* _Set task_: Copy out the lines that include the word "Ülekuumenemise".

* _Given information_:
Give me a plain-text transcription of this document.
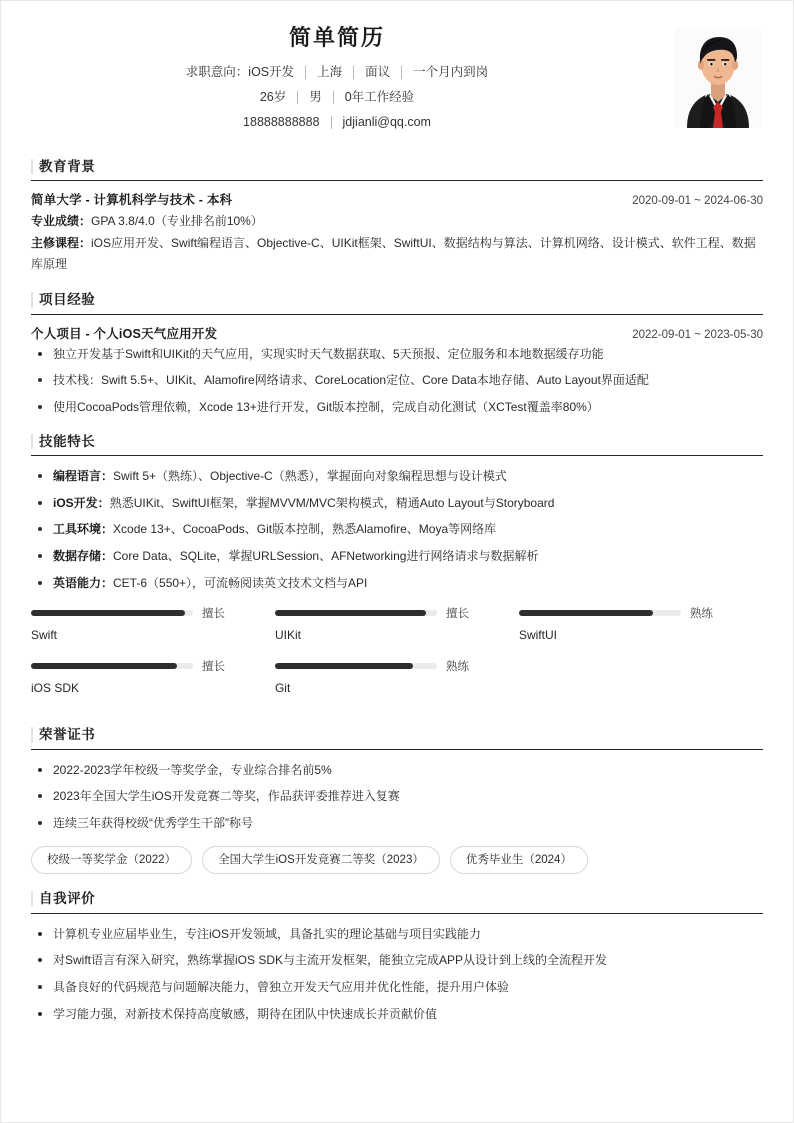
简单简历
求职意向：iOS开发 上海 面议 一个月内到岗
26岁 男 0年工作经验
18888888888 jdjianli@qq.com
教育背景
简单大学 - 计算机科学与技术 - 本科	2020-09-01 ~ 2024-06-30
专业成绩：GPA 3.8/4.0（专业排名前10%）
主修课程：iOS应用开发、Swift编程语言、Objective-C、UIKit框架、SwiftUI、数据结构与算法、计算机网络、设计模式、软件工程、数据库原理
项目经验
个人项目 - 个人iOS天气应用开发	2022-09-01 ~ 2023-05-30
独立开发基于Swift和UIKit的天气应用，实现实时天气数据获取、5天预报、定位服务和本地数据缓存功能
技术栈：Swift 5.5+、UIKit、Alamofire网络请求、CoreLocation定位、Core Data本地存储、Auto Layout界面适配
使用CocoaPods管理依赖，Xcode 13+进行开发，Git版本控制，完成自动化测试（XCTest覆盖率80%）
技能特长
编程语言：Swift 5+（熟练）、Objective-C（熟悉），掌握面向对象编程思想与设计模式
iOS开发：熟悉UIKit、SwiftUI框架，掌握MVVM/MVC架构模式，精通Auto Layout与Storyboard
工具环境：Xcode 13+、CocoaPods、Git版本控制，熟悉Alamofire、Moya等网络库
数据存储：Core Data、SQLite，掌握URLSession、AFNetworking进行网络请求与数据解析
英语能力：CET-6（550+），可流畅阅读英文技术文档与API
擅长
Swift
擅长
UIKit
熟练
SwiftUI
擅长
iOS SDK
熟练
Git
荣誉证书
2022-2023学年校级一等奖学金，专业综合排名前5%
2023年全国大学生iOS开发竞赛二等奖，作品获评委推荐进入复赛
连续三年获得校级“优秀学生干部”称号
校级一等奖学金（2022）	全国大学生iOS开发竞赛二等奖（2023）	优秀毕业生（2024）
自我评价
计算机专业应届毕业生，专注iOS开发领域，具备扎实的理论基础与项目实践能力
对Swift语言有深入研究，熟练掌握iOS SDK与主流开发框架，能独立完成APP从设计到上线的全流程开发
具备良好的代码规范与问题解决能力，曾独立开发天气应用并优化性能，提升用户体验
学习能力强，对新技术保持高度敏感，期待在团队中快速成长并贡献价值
---
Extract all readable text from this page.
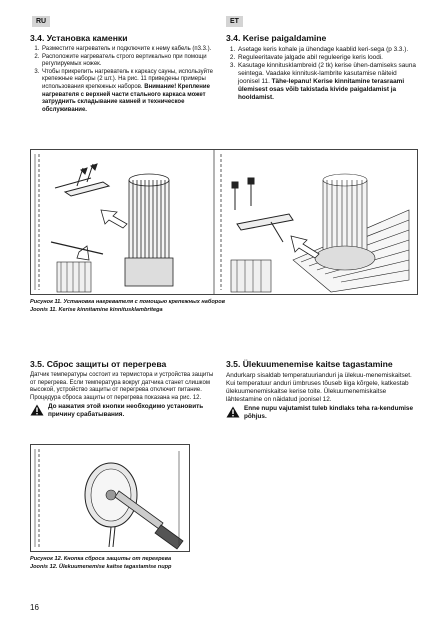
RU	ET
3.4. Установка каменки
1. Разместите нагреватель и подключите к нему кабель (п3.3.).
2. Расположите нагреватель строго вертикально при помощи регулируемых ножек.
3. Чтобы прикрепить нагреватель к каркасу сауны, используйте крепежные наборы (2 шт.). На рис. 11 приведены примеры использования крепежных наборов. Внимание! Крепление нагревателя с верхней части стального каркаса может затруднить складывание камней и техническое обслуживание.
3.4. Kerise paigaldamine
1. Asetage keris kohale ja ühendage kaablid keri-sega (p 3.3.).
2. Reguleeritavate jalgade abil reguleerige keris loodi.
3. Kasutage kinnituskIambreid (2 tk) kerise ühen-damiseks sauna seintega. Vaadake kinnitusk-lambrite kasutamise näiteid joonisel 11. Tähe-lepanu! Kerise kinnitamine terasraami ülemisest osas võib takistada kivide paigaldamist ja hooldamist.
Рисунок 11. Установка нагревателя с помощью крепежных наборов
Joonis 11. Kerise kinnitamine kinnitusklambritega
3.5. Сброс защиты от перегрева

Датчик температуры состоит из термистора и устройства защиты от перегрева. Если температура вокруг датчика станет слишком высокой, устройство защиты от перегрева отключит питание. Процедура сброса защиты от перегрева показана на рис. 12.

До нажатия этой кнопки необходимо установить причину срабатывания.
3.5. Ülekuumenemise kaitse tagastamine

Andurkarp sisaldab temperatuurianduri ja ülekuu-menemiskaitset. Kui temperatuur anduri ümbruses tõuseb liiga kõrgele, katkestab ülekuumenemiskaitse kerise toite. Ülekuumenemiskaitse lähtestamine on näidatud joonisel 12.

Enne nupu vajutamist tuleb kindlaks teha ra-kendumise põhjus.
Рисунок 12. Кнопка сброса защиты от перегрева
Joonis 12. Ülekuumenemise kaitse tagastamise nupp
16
* * *
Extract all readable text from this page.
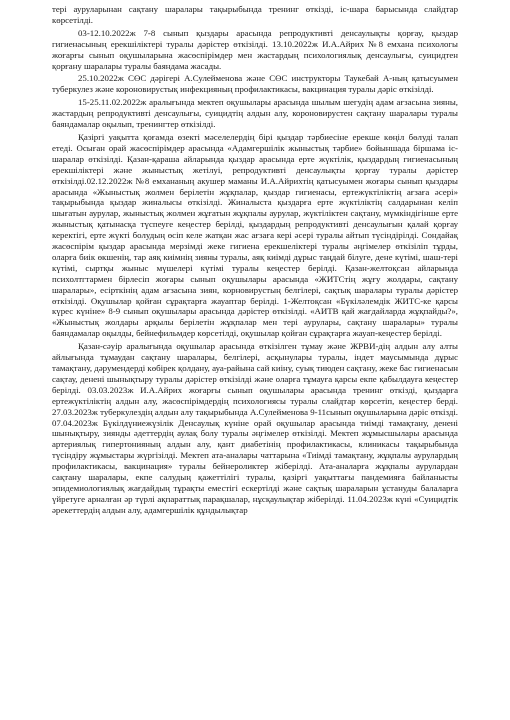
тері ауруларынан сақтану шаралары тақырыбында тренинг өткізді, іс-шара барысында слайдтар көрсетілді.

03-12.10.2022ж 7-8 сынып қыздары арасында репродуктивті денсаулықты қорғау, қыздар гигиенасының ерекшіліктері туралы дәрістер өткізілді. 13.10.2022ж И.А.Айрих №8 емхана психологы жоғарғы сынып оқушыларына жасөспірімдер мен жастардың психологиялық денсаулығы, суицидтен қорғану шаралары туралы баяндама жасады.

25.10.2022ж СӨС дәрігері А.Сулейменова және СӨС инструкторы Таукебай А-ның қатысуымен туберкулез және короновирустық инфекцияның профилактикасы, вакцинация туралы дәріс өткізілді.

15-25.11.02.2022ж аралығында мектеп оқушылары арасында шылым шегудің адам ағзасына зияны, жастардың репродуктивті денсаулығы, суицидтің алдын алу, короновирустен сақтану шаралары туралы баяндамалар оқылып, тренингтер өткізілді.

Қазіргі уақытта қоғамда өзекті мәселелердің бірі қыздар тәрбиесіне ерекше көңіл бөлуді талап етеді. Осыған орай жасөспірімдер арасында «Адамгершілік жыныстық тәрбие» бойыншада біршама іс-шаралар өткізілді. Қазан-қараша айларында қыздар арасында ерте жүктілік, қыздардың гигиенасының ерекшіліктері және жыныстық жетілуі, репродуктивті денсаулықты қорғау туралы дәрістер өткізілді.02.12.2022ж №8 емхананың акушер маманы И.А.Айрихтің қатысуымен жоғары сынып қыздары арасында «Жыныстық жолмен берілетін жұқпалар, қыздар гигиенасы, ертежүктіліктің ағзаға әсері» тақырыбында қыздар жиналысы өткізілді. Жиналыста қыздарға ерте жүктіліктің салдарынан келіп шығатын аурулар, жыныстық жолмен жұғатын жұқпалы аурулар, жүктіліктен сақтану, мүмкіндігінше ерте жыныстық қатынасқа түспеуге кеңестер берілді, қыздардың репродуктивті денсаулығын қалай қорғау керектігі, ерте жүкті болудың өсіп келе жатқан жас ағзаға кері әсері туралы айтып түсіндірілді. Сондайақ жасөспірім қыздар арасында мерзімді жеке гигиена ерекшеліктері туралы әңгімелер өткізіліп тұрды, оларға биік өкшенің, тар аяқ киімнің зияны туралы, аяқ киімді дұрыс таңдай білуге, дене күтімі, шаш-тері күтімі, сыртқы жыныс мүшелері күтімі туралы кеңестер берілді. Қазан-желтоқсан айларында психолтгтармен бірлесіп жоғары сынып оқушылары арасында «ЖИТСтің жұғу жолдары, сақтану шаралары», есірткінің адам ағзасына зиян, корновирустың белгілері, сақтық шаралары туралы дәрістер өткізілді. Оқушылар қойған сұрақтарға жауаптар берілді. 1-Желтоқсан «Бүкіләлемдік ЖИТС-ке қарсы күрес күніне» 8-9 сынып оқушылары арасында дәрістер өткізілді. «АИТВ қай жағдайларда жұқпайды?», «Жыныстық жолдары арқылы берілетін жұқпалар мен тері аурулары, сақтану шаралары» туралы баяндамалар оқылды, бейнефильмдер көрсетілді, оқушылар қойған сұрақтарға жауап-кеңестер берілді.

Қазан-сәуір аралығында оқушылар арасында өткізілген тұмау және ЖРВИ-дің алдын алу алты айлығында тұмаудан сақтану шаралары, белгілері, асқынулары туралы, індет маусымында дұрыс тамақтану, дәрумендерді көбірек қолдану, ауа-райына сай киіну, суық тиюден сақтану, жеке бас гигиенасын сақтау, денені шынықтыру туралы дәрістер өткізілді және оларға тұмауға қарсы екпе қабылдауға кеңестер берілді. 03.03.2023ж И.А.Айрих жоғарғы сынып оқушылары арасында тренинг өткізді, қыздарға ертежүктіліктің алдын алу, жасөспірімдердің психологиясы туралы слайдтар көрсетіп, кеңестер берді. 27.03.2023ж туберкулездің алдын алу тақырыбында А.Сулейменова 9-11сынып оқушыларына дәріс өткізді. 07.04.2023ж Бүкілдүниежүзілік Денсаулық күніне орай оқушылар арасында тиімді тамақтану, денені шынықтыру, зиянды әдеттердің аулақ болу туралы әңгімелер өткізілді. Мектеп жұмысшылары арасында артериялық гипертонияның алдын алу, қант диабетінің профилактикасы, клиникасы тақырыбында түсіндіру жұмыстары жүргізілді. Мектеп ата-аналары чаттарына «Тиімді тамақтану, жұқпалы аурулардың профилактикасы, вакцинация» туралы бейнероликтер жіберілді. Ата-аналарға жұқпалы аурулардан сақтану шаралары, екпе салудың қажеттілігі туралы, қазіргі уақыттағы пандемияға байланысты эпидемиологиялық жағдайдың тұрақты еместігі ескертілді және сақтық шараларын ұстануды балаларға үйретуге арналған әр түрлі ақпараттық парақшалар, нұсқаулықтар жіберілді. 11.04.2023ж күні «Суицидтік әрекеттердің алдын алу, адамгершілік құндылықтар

* _Written answer_:
3.5. Ülekuumenemise kaitse tagastamine
Joonis 12. Ülekuumenemise kaitse tagastamise nupp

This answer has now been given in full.